Here are some records. Copy each one exactly.

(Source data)
* START *

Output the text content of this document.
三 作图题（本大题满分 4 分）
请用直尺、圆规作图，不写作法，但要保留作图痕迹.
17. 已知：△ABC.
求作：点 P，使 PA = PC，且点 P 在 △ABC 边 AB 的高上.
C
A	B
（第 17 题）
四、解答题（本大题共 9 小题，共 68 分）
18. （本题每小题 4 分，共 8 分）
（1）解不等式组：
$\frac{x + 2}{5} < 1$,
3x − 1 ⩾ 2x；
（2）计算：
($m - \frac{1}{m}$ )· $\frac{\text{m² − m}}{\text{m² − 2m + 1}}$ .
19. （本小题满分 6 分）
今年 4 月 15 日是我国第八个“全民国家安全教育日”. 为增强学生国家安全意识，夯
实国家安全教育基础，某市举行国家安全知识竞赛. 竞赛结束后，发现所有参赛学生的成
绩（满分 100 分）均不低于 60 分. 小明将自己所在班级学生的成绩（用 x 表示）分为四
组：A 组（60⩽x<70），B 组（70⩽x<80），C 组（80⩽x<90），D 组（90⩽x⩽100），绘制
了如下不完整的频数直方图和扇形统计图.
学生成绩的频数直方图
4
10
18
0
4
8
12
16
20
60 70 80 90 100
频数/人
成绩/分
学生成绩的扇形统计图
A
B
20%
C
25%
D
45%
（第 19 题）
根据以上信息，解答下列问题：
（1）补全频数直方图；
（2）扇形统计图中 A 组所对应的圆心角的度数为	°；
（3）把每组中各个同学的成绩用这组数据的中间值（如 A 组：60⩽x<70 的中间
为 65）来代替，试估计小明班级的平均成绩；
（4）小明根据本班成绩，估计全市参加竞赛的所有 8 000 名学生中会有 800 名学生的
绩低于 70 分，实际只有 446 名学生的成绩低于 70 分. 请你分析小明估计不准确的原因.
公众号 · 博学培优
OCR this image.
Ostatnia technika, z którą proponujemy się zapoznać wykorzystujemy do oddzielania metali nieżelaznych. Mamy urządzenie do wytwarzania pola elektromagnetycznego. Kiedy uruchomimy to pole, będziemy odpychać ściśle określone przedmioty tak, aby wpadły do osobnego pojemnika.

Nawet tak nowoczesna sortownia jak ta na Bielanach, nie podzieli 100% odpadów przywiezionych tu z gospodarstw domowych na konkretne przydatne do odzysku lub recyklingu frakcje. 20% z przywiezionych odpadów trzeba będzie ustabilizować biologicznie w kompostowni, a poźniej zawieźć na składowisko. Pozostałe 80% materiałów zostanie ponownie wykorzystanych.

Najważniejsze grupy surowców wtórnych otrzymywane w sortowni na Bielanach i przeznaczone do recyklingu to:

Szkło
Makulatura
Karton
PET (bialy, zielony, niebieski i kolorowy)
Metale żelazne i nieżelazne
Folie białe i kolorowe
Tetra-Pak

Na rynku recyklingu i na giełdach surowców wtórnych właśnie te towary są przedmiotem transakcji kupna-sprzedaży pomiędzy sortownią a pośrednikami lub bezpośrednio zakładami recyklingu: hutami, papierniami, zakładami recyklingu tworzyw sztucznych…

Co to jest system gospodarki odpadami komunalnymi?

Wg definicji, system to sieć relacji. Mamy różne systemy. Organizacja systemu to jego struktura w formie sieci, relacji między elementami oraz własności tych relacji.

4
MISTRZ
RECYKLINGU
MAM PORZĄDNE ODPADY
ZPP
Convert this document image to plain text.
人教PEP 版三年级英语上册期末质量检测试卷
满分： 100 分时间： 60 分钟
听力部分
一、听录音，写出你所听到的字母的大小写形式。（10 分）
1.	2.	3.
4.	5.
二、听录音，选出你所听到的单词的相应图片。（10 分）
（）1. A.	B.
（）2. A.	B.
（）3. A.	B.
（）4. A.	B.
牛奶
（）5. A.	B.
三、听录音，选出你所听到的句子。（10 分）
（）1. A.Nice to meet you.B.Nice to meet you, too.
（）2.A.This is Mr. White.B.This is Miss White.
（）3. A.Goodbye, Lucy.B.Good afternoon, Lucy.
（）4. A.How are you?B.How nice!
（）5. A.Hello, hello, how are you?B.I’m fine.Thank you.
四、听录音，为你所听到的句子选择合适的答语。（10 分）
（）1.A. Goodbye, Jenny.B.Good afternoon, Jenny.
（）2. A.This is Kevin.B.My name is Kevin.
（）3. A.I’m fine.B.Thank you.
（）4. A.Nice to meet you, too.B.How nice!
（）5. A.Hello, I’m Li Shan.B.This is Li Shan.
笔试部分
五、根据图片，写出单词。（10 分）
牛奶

* END *

Task output —
Output the text content of this document.
三 作图题（本大题满分 4 分）
请用直尺、圆规作图，不写作法，但要保留作图痕迹.
17. 已知：△ABC.
求作：点 P，使 PA = PC，且点 P 在 △ABC 边 AB 的高上.
C
A	B
（第 17 题）
四、解答题（本大题共 9 小题，共 68 分）
18. （本题每小题 4 分，共 8 分）
（1）解不等式组：
$\frac{x + 2}{5} < 1$,
3x − 1 ⩾ 2x；
（2）计算：
($m - \frac{1}{m}$ )· $\frac{\text{m² − m}}{\text{m² − 2m + 1}}$ .
19. （本小题满分 6 分）
今年 4 月 15 日是我国第八个“全民国家安全教育日”. 为增强学生国家安全意识，夯
实国家安全教育基础，某市举行国家安全知识竞赛. 竞赛结束后，发现所有参赛学生的成
绩（满分 100 分）均不低于 60 分. 小明将自己所在班级学生的成绩（用 x 表示）分为四
组：A 组（60⩽x<70），B 组（70⩽x<80），C 组（80⩽x<90），D 组（90⩽x⩽100），绘制
了如下不完整的频数直方图和扇形统计图.
学生成绩的频数直方图
4
10
18
0
4
8
12
16
20
60 70 80 90 100
频数/人
成绩/分
学生成绩的扇形统计图
A
B
20%
C
25%
D
45%
（第 19 题）
根据以上信息，解答下列问题：
（1）补全频数直方图；
（2）扇形统计图中 A 组所对应的圆心角的度数为	°；
（3）把每组中各个同学的成绩用这组数据的中间值（如 A 组：60⩽x<70 的中间
为 65）来代替，试估计小明班级的平均成绩；
（4）小明根据本班成绩，估计全市参加竞赛的所有 8 000 名学生中会有 800 名学生的
绩低于 70 分，实际只有 446 名学生的成绩低于 70 分. 请你分析小明估计不准确的原因.
公众号 · 博学培优
OCR this image.
Ostatnia technika, z którą proponujemy się zapoznać wykorzystujemy do oddzielania metali nieżelaznych. Mamy urządzenie do wytwarzania pola elektromagnetycznego. Kiedy uruchomimy to pole, będziemy odpychać ściśle określone przedmioty tak, aby wpadły do osobnego pojemnika.

Nawet tak nowoczesna sortownia jak ta na Bielanach, nie podzieli 100% odpadów przywiezionych tu z gospodarstw domowych na konkretne przydatne do odzysku lub recyklingu frakcje. 20% z przywiezionych odpadów trzeba będzie ustabilizować biologicznie w kompostowni, a poźniej zawieźć na składowisko. Pozostałe 80% materiałów zostanie ponownie wykorzystanych.

Najważniejsze grupy surowców wtórnych otrzymywane w sortowni na Bielanach i przeznaczone do recyklingu to:

Szkło
Makulatura
Karton
PET (bialy, zielony, niebieski i kolorowy)
Metale żelazne i nieżelazne
Folie białe i kolorowe
Tetra-Pak

Na rynku recyklingu i na giełdach surowców wtórnych właśnie te towary są przedmiotem transakcji kupna-sprzedaży pomiędzy sortownią a pośrednikami lub bezpośrednio zakładami recyklingu: hutami, papierniami, zakładami recyklingu tworzyw sztucznych…

Co to jest system gospodarki odpadami komunalnymi?

Wg definicji, system to sieć relacji. Mamy różne systemy. Organizacja systemu to jego struktura w formie sieci, relacji między elementami oraz własności tych relacji.

4
MISTRZ
RECYKLINGU
MAM PORZĄDNE ODPADY
ZPP
Convert this document image to plain text.
人教PEP 版三年级英语上册期末质量检测试卷
满分： 100 分时间： 60 分钟
听力部分
一、听录音，写出你所听到的字母的大小写形式。（10 分）
1.	2.	3.
4.	5.
二、听录音，选出你所听到的单词的相应图片。（10 分）
（）1. A.	B.
（）2. A.	B.
（）3. A.	B.
（）4. A.	B.
牛奶
（）5. A.	B.
三、听录音，选出你所听到的句子。（10 分）
（）1. A.Nice to meet you.B.Nice to meet you, too.
（）2.A.This is Mr. White.B.This is Miss White.
（）3. A.Goodbye, Lucy.B.Good afternoon, Lucy.
（）4. A.How are you?B.How nice!
（）5. A.Hello, hello, how are you?B.I’m fine.Thank you.
四、听录音，为你所听到的句子选择合适的答语。（10 分）
（）1.A. Goodbye, Jenny.B.Good afternoon, Jenny.
（）2. A.This is Kevin.B.My name is Kevin.
（）3. A.I’m fine.B.Thank you.
（）4. A.Nice to meet you, too.B.How nice!
（）5. A.Hello, I’m Li Shan.B.This is Li Shan.
笔试部分
五、根据图片，写出单词。（10 分）
牛奶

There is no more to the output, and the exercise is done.